** What is expected **
Gather all lines with the word "Forecast" in them.

** Figure data in JSON **
※
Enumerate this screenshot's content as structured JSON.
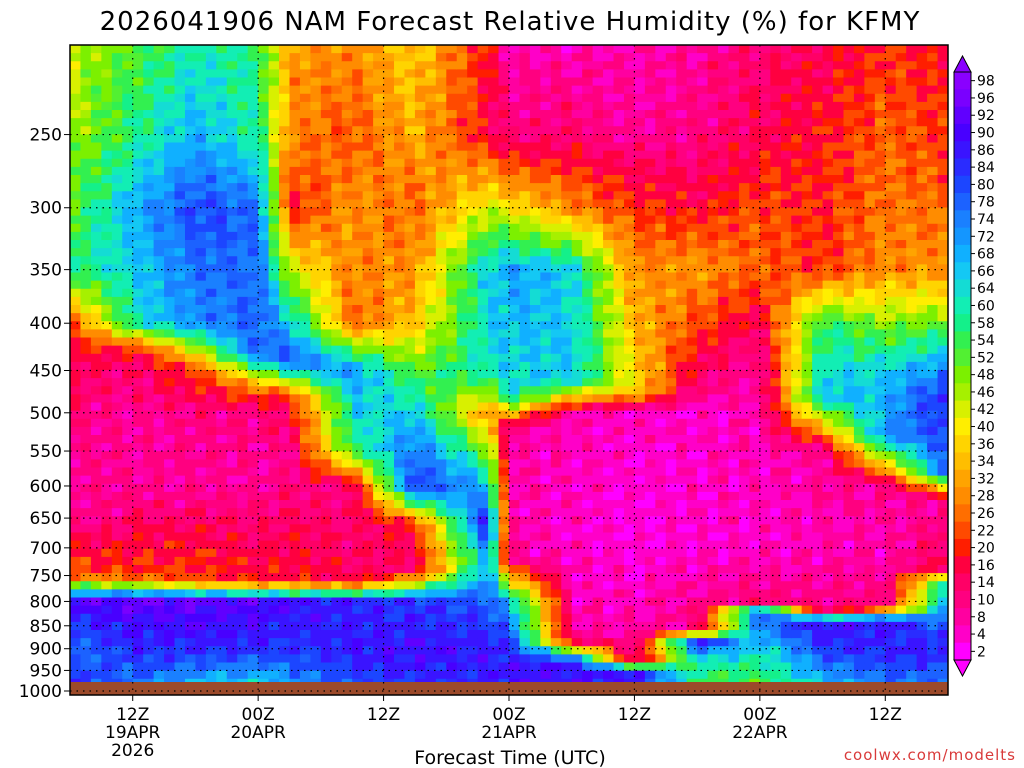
{
  "chart_data": {
    "type": "heatmap",
    "title": "2026041906 NAM Forecast Relative Humidity (%) for KFMY",
    "xlabel": "Forecast Time (UTC)",
    "ylabel": "",
    "credit": "coolwx.com/modelts",
    "y_axis": {
      "scale": "log-pressure",
      "range": [
        1010,
        200
      ],
      "ticks": [
        "250",
        "300",
        "350",
        "400",
        "450",
        "500",
        "550",
        "600",
        "650",
        "700",
        "750",
        "800",
        "850",
        "900",
        "950",
        "1000"
      ]
    },
    "x_axis": {
      "range_hours": [
        0,
        84
      ],
      "ticks": [
        {
          "hour": 6,
          "lines": [
            "12Z",
            "19APR",
            "2026"
          ]
        },
        {
          "hour": 18,
          "lines": [
            "00Z",
            "20APR"
          ]
        },
        {
          "hour": 30,
          "lines": [
            "12Z"
          ]
        },
        {
          "hour": 42,
          "lines": [
            "00Z",
            "21APR"
          ]
        },
        {
          "hour": 54,
          "lines": [
            "12Z"
          ]
        },
        {
          "hour": 66,
          "lines": [
            "00Z",
            "22APR"
          ]
        },
        {
          "hour": 78,
          "lines": [
            "12Z"
          ]
        }
      ]
    },
    "colorbar": {
      "labels": [
        "98",
        "96",
        "92",
        "90",
        "86",
        "84",
        "80",
        "78",
        "74",
        "72",
        "68",
        "66",
        "64",
        "60",
        "58",
        "54",
        "52",
        "48",
        "46",
        "42",
        "40",
        "36",
        "34",
        "32",
        "28",
        "26",
        "22",
        "20",
        "16",
        "14",
        "10",
        "8",
        "4",
        "2"
      ],
      "colors": [
        "#8a00ff",
        "#7a00ff",
        "#6000ff",
        "#4800ff",
        "#3a14ff",
        "#2a2cff",
        "#1c46ff",
        "#1c62ff",
        "#1a80ff",
        "#1496ff",
        "#10b0ff",
        "#14c8f4",
        "#14dcd4",
        "#12eeb4",
        "#14f08a",
        "#32f050",
        "#52f032",
        "#7cf000",
        "#a6f000",
        "#d8f000",
        "#ffee00",
        "#ffd400",
        "#ffbe00",
        "#ffa400",
        "#ff8c00",
        "#ff6e00",
        "#ff4a00",
        "#ff1e00",
        "#ff0040",
        "#ff0066",
        "#ff0080",
        "#ff00a0",
        "#ff00c8",
        "#ff00ff"
      ]
    },
    "ground_color": "#9c4a2a",
    "rh_profiles": [
      {
        "hour": 0,
        "levels": [
          [
            1000,
            86
          ],
          [
            900,
            76
          ],
          [
            800,
            92
          ],
          [
            750,
            26
          ],
          [
            650,
            10
          ],
          [
            500,
            12
          ],
          [
            400,
            22
          ],
          [
            350,
            58
          ],
          [
            300,
            52
          ],
          [
            250,
            48
          ],
          [
            200,
            44
          ]
        ]
      },
      {
        "hour": 6,
        "levels": [
          [
            1000,
            76
          ],
          [
            900,
            86
          ],
          [
            800,
            94
          ],
          [
            750,
            22
          ],
          [
            600,
            10
          ],
          [
            500,
            10
          ],
          [
            430,
            16
          ],
          [
            400,
            62
          ],
          [
            300,
            70
          ],
          [
            250,
            58
          ],
          [
            200,
            54
          ]
        ]
      },
      {
        "hour": 12,
        "levels": [
          [
            1000,
            66
          ],
          [
            900,
            86
          ],
          [
            800,
            94
          ],
          [
            760,
            24
          ],
          [
            600,
            10
          ],
          [
            500,
            12
          ],
          [
            450,
            22
          ],
          [
            400,
            74
          ],
          [
            300,
            82
          ],
          [
            250,
            70
          ],
          [
            200,
            62
          ]
        ]
      },
      {
        "hour": 18,
        "levels": [
          [
            1000,
            60
          ],
          [
            900,
            86
          ],
          [
            800,
            92
          ],
          [
            760,
            20
          ],
          [
            600,
            10
          ],
          [
            500,
            12
          ],
          [
            470,
            28
          ],
          [
            430,
            80
          ],
          [
            300,
            78
          ],
          [
            250,
            60
          ],
          [
            200,
            58
          ]
        ]
      },
      {
        "hour": 21,
        "levels": [
          [
            1000,
            70
          ],
          [
            900,
            84
          ],
          [
            800,
            90
          ],
          [
            760,
            20
          ],
          [
            550,
            10
          ],
          [
            480,
            20
          ],
          [
            440,
            82
          ],
          [
            300,
            20
          ],
          [
            250,
            30
          ],
          [
            200,
            32
          ]
        ]
      },
      {
        "hour": 27,
        "levels": [
          [
            1000,
            80
          ],
          [
            900,
            88
          ],
          [
            800,
            86
          ],
          [
            760,
            16
          ],
          [
            600,
            12
          ],
          [
            550,
            56
          ],
          [
            450,
            74
          ],
          [
            400,
            26
          ],
          [
            300,
            32
          ],
          [
            250,
            24
          ],
          [
            200,
            30
          ]
        ]
      },
      {
        "hour": 33,
        "levels": [
          [
            1000,
            84
          ],
          [
            900,
            90
          ],
          [
            800,
            84
          ],
          [
            740,
            14
          ],
          [
            660,
            20
          ],
          [
            600,
            86
          ],
          [
            520,
            72
          ],
          [
            400,
            36
          ],
          [
            300,
            26
          ],
          [
            250,
            34
          ],
          [
            200,
            38
          ]
        ]
      },
      {
        "hour": 40,
        "levels": [
          [
            1000,
            86
          ],
          [
            900,
            88
          ],
          [
            800,
            80
          ],
          [
            720,
            70
          ],
          [
            660,
            90
          ],
          [
            600,
            70
          ],
          [
            500,
            30
          ],
          [
            450,
            64
          ],
          [
            350,
            66
          ],
          [
            300,
            44
          ],
          [
            250,
            18
          ],
          [
            200,
            20
          ]
        ]
      },
      {
        "hour": 42,
        "levels": [
          [
            1000,
            90
          ],
          [
            900,
            86
          ],
          [
            800,
            70
          ],
          [
            720,
            10
          ],
          [
            600,
            8
          ],
          [
            520,
            10
          ],
          [
            480,
            64
          ],
          [
            350,
            72
          ],
          [
            300,
            40
          ],
          [
            250,
            12
          ],
          [
            200,
            8
          ]
        ]
      },
      {
        "hour": 48,
        "levels": [
          [
            1000,
            88
          ],
          [
            930,
            90
          ],
          [
            880,
            10
          ],
          [
            700,
            6
          ],
          [
            500,
            8
          ],
          [
            460,
            68
          ],
          [
            350,
            66
          ],
          [
            300,
            30
          ],
          [
            250,
            14
          ],
          [
            200,
            8
          ]
        ]
      },
      {
        "hour": 54,
        "levels": [
          [
            1000,
            86
          ],
          [
            950,
            90
          ],
          [
            930,
            10
          ],
          [
            700,
            4
          ],
          [
            500,
            6
          ],
          [
            470,
            40
          ],
          [
            350,
            30
          ],
          [
            300,
            22
          ],
          [
            250,
            10
          ],
          [
            200,
            8
          ]
        ]
      },
      {
        "hour": 60,
        "levels": [
          [
            1000,
            54
          ],
          [
            930,
            62
          ],
          [
            880,
            90
          ],
          [
            860,
            12
          ],
          [
            700,
            6
          ],
          [
            500,
            6
          ],
          [
            450,
            16
          ],
          [
            350,
            32
          ],
          [
            300,
            18
          ],
          [
            250,
            12
          ],
          [
            200,
            10
          ]
        ]
      },
      {
        "hour": 66,
        "levels": [
          [
            1000,
            52
          ],
          [
            900,
            64
          ],
          [
            820,
            84
          ],
          [
            800,
            12
          ],
          [
            700,
            6
          ],
          [
            500,
            8
          ],
          [
            430,
            10
          ],
          [
            350,
            26
          ],
          [
            300,
            24
          ],
          [
            250,
            16
          ],
          [
            200,
            14
          ]
        ]
      },
      {
        "hour": 72,
        "levels": [
          [
            1000,
            64
          ],
          [
            900,
            84
          ],
          [
            840,
            90
          ],
          [
            820,
            12
          ],
          [
            700,
            8
          ],
          [
            550,
            10
          ],
          [
            480,
            68
          ],
          [
            400,
            58
          ],
          [
            350,
            22
          ],
          [
            250,
            20
          ],
          [
            200,
            16
          ]
        ]
      },
      {
        "hour": 78,
        "levels": [
          [
            1000,
            76
          ],
          [
            900,
            86
          ],
          [
            840,
            88
          ],
          [
            810,
            12
          ],
          [
            700,
            8
          ],
          [
            600,
            10
          ],
          [
            530,
            74
          ],
          [
            450,
            66
          ],
          [
            350,
            30
          ],
          [
            250,
            26
          ],
          [
            200,
            22
          ]
        ]
      },
      {
        "hour": 84,
        "levels": [
          [
            1000,
            74
          ],
          [
            900,
            88
          ],
          [
            760,
            62
          ],
          [
            740,
            18
          ],
          [
            620,
            10
          ],
          [
            580,
            80
          ],
          [
            480,
            88
          ],
          [
            400,
            52
          ],
          [
            350,
            30
          ],
          [
            250,
            22
          ],
          [
            200,
            18
          ]
        ]
      }
    ]
  }
}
※
** The answer **
    "title": "2026041906 NAM Forecast Relative Humidity (%) for KFMY",
    "xlabel": "Forecast Time (UTC)",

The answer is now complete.